- [Work to be completed]:
Copy all the entries below exactly, but not the pictures.

[Figure contents as structured data]
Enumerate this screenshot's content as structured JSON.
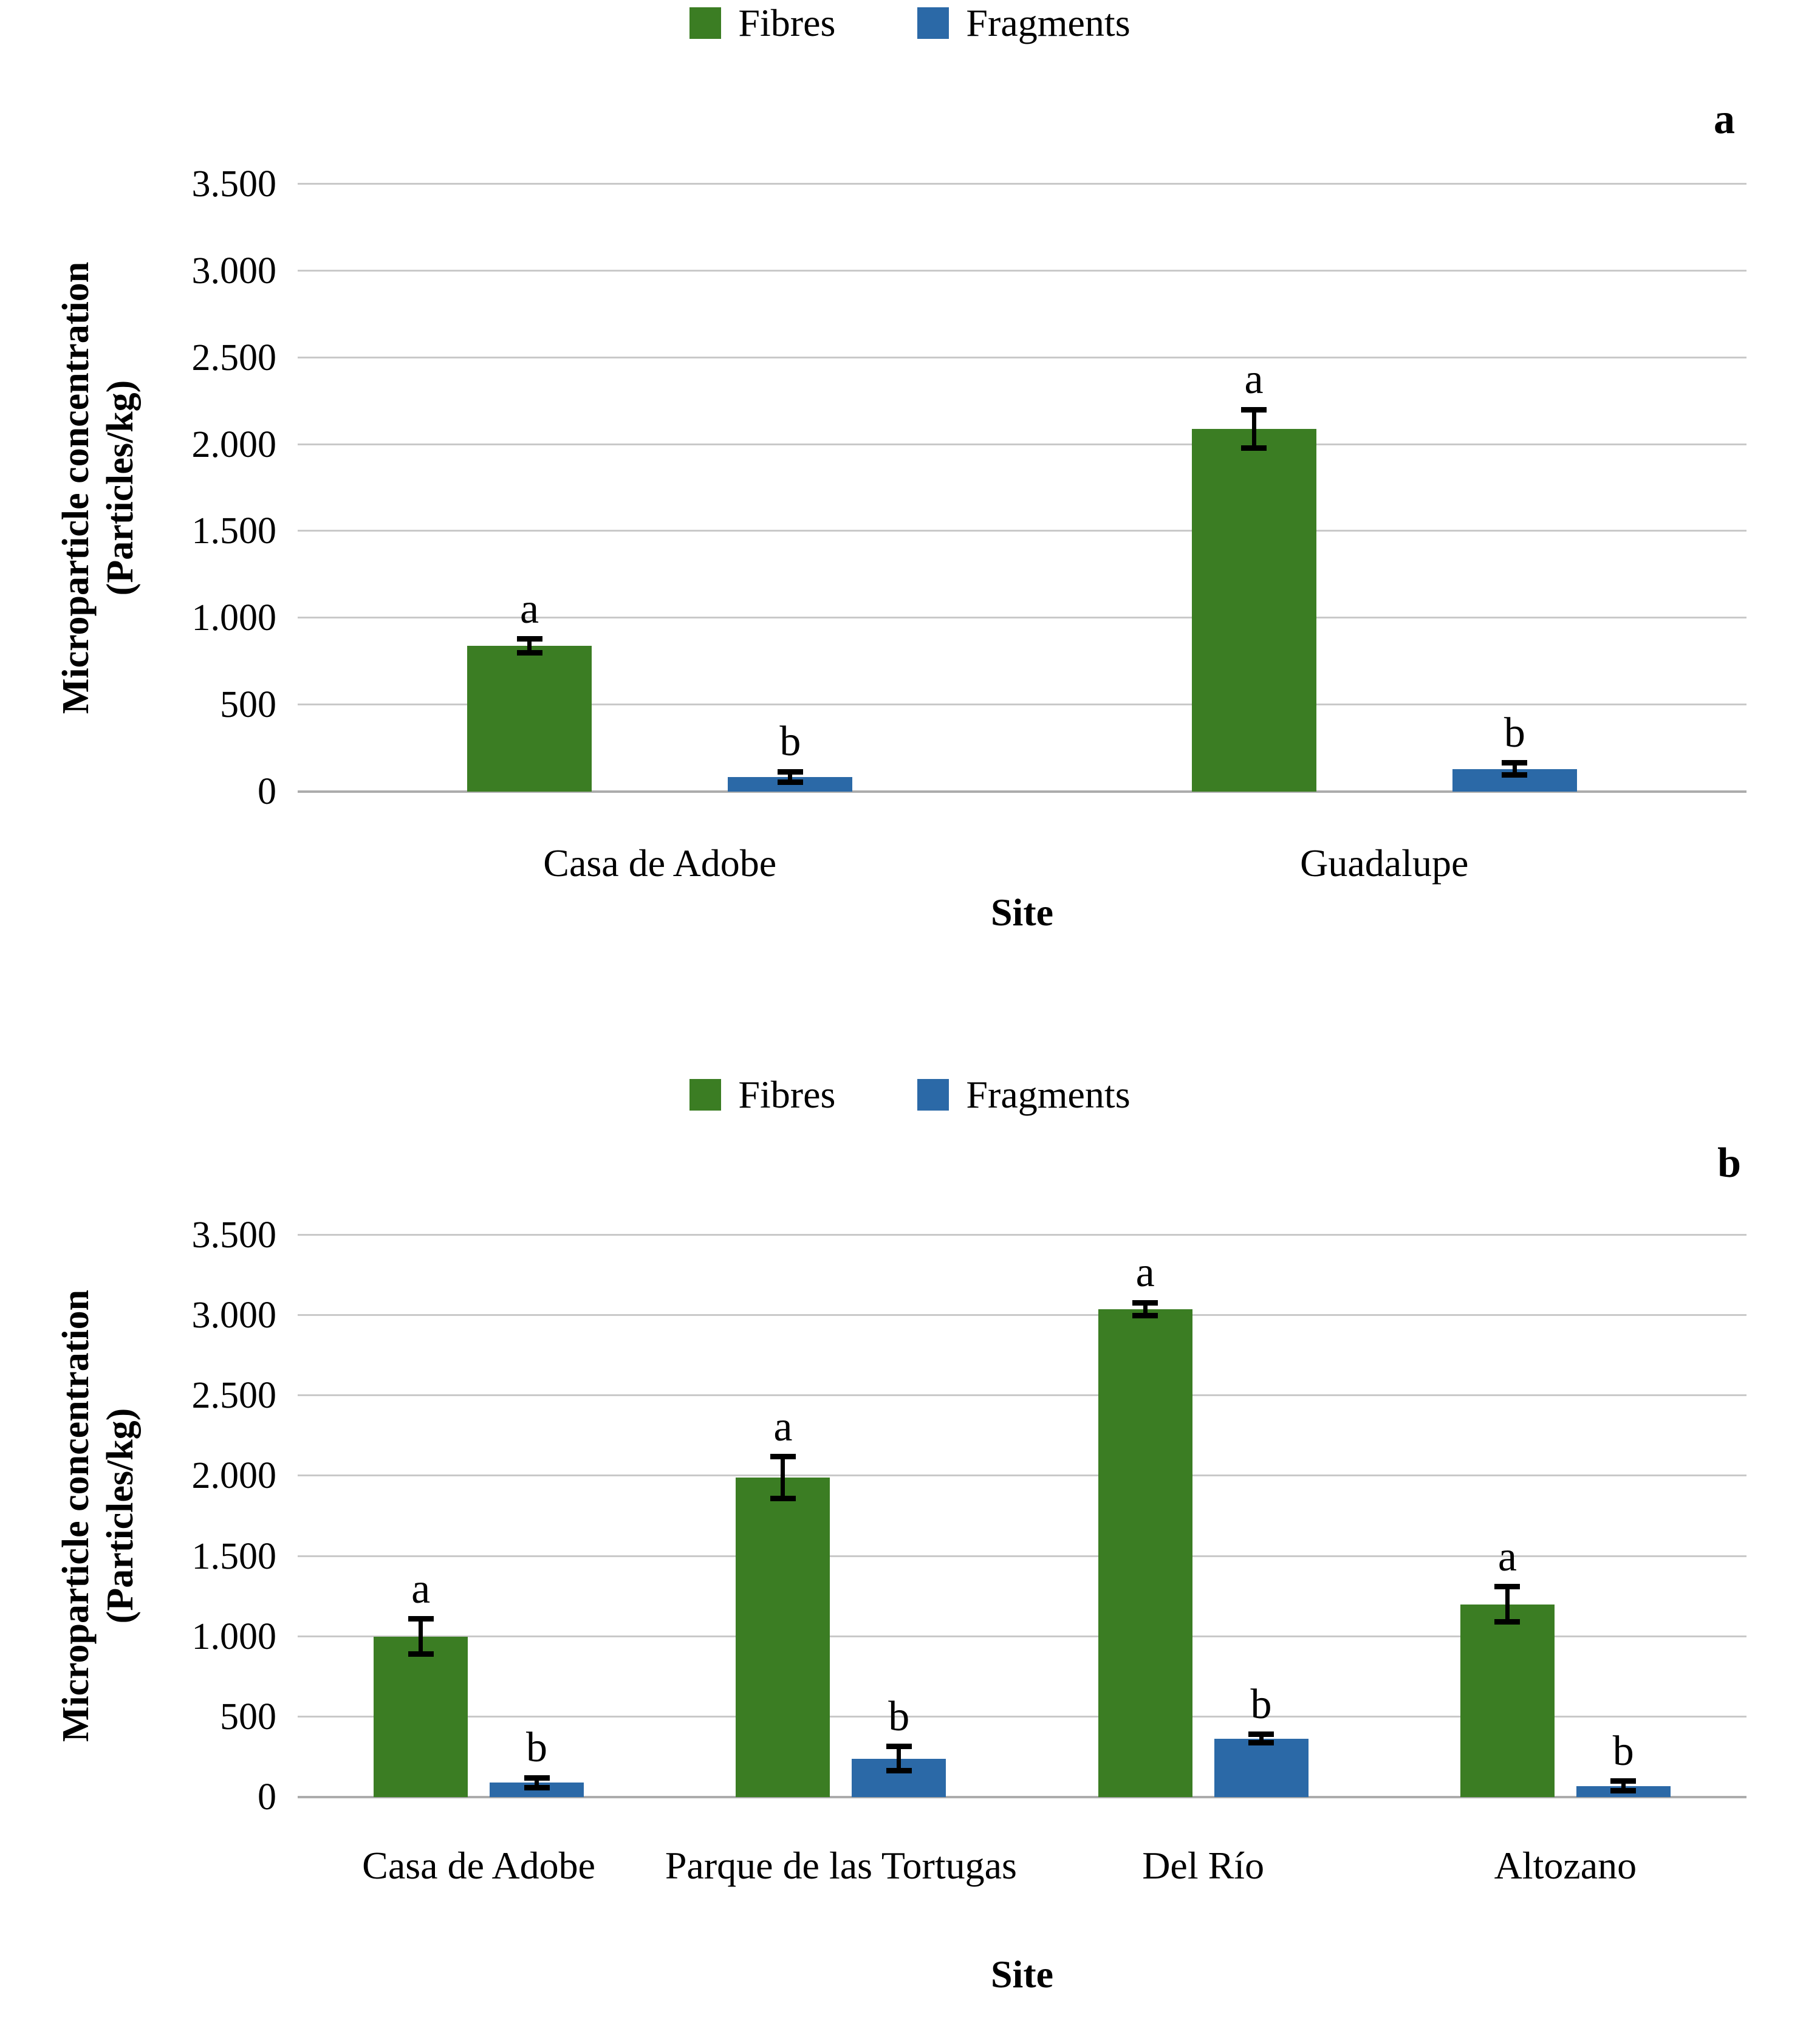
{
  "chart_data": [
    {
      "type": "bar",
      "panel_label": "a",
      "categories": [
        "Casa de Adobe",
        "Guadalupe"
      ],
      "series": [
        {
          "name": "Fibres",
          "color": "#3B7D23",
          "values": [
            840,
            2090
          ],
          "errors": [
            40,
            110
          ],
          "sig_letters": [
            "a",
            "a"
          ]
        },
        {
          "name": "Fragments",
          "color": "#2B69A7",
          "values": [
            85,
            130
          ],
          "errors": [
            30,
            35
          ],
          "sig_letters": [
            "b",
            "b"
          ]
        }
      ],
      "xlabel": "Site",
      "ylabel": "Microparticle concentration (Particles/kg)",
      "ylabel_lines": [
        "Microparticle concentration",
        "(Particles/kg)"
      ],
      "ylim": [
        0,
        3500
      ],
      "yticks": [
        "3.500",
        "3.000",
        "2.500",
        "2.000",
        "1.500",
        "1.000",
        "500",
        "0"
      ],
      "grid": "horizontal",
      "legend_position": "top"
    },
    {
      "type": "bar",
      "panel_label": "b",
      "categories": [
        "Casa de Adobe",
        "Parque de las Tortugas",
        "Del Río",
        "Altozano"
      ],
      "series": [
        {
          "name": "Fibres",
          "color": "#3B7D23",
          "values": [
            1000,
            1990,
            3040,
            1200
          ],
          "errors": [
            110,
            130,
            40,
            110
          ],
          "sig_letters": [
            "a",
            "a",
            "a",
            "a"
          ]
        },
        {
          "name": "Fragments",
          "color": "#2B69A7",
          "values": [
            90,
            240,
            365,
            70
          ],
          "errors": [
            30,
            75,
            25,
            30
          ],
          "sig_letters": [
            "b",
            "b",
            "b",
            "b"
          ]
        }
      ],
      "xlabel": "Site",
      "ylabel": "Microparticle concentration (Particles/kg)",
      "ylabel_lines": [
        "Microparticle concentration",
        "(Particles/kg)"
      ],
      "ylim": [
        0,
        3500
      ],
      "yticks": [
        "3.500",
        "3.000",
        "2.500",
        "2.000",
        "1.500",
        "1.000",
        "500",
        "0"
      ],
      "grid": "horizontal",
      "legend_position": "top"
    }
  ]
}
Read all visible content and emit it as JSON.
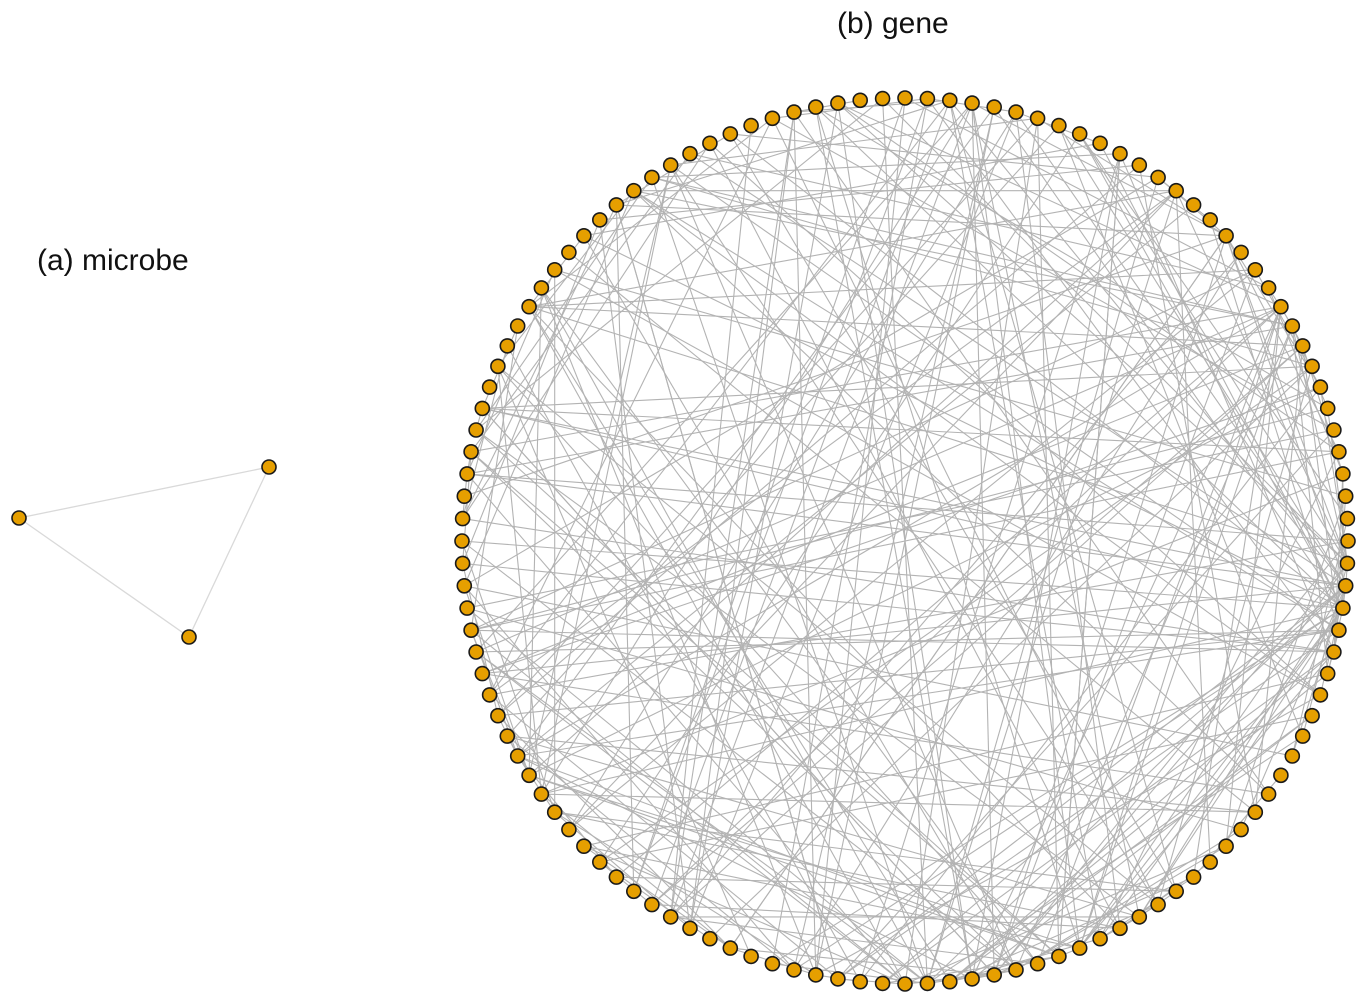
{
  "panels": [
    {
      "id": "a",
      "title": "(a) microbe",
      "layout": "free",
      "node_count": 3,
      "edges": [
        [
          0,
          1
        ],
        [
          0,
          2
        ],
        [
          1,
          2
        ]
      ]
    },
    {
      "id": "b",
      "title": "(b) gene",
      "layout": "circle",
      "node_count": 124,
      "edge_count": 330
    }
  ],
  "colors": {
    "node_fill": "#E69F00",
    "node_stroke": "#1a1a1a",
    "edge_microbe": "#d9d9d9",
    "edge_gene": "#b3b3b3",
    "background": "#ffffff"
  }
}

- [Task answer]:
Enumerate this screenshot's content as structured JSON.
{
  "chart_data": [
    {
      "type": "bar",
      "panel_label": "a",
      "categories": [
        "Casa de Adobe",
        "Guadalupe"
      ],
      "series": [
        {
          "name": "Fibres",
          "color": "#3B7D23",
          "values": [
            840,
            2090
          ],
          "errors": [
            40,
            110
          ],
          "sig_letters": [
            "a",
            "a"
          ]
        },
        {
          "name": "Fragments",
          "color": "#2B69A7",
          "values": [
            85,
            130
          ],
          "errors": [
            30,
            35
          ],
          "sig_letters": [
            "b",
            "b"
          ]
        }
      ],
      "xlabel": "Site",
      "ylabel": "Microparticle concentration (Particles/kg)",
      "ylabel_lines": [
        "Microparticle concentration",
        "(Particles/kg)"
      ],
      "ylim": [
        0,
        3500
      ],
      "yticks": [
        "3.500",
        "3.000",
        "2.500",
        "2.000",
        "1.500",
        "1.000",
        "500",
        "0"
      ],
      "grid": "horizontal",
      "legend_position": "top"
    },
    {
      "type": "bar",
      "panel_label": "b",
      "categories": [
        "Casa de Adobe",
        "Parque de las Tortugas",
        "Del Río",
        "Altozano"
      ],
      "series": [
        {
          "name": "Fibres",
          "color": "#3B7D23",
          "values": [
            1000,
            1990,
            3040,
            1200
          ],
          "errors": [
            110,
            130,
            40,
            110
          ],
          "sig_letters": [
            "a",
            "a",
            "a",
            "a"
          ]
        },
        {
          "name": "Fragments",
          "color": "#2B69A7",
          "values": [
            90,
            240,
            365,
            70
          ],
          "errors": [
            30,
            75,
            25,
            30
          ],
          "sig_letters": [
            "b",
            "b",
            "b",
            "b"
          ]
        }
      ],
      "xlabel": "Site",
      "ylabel": "Microparticle concentration (Particles/kg)",
      "ylabel_lines": [
        "Microparticle concentration",
        "(Particles/kg)"
      ],
      "ylim": [
        0,
        3500
      ],
      "yticks": [
        "3.500",
        "3.000",
        "2.500",
        "2.000",
        "1.500",
        "1.000",
        "500",
        "0"
      ],
      "grid": "horizontal",
      "legend_position": "top"
    }
  ]
}
Read all visible content and emit it as JSON.
{
  "panels": [
    {
      "id": "a",
      "title": "(a) microbe",
      "layout": "free",
      "node_count": 3,
      "edges": [
        [
          0,
          1
        ],
        [
          0,
          2
        ],
        [
          1,
          2
        ]
      ]
    },
    {
      "id": "b",
      "title": "(b) gene",
      "layout": "circle",
      "node_count": 124,
      "edge_count": 330
    }
  ],
  "colors": {
    "node_fill": "#E69F00",
    "node_stroke": "#1a1a1a",
    "edge_microbe": "#d9d9d9",
    "edge_gene": "#b3b3b3",
    "background": "#ffffff"
  }
}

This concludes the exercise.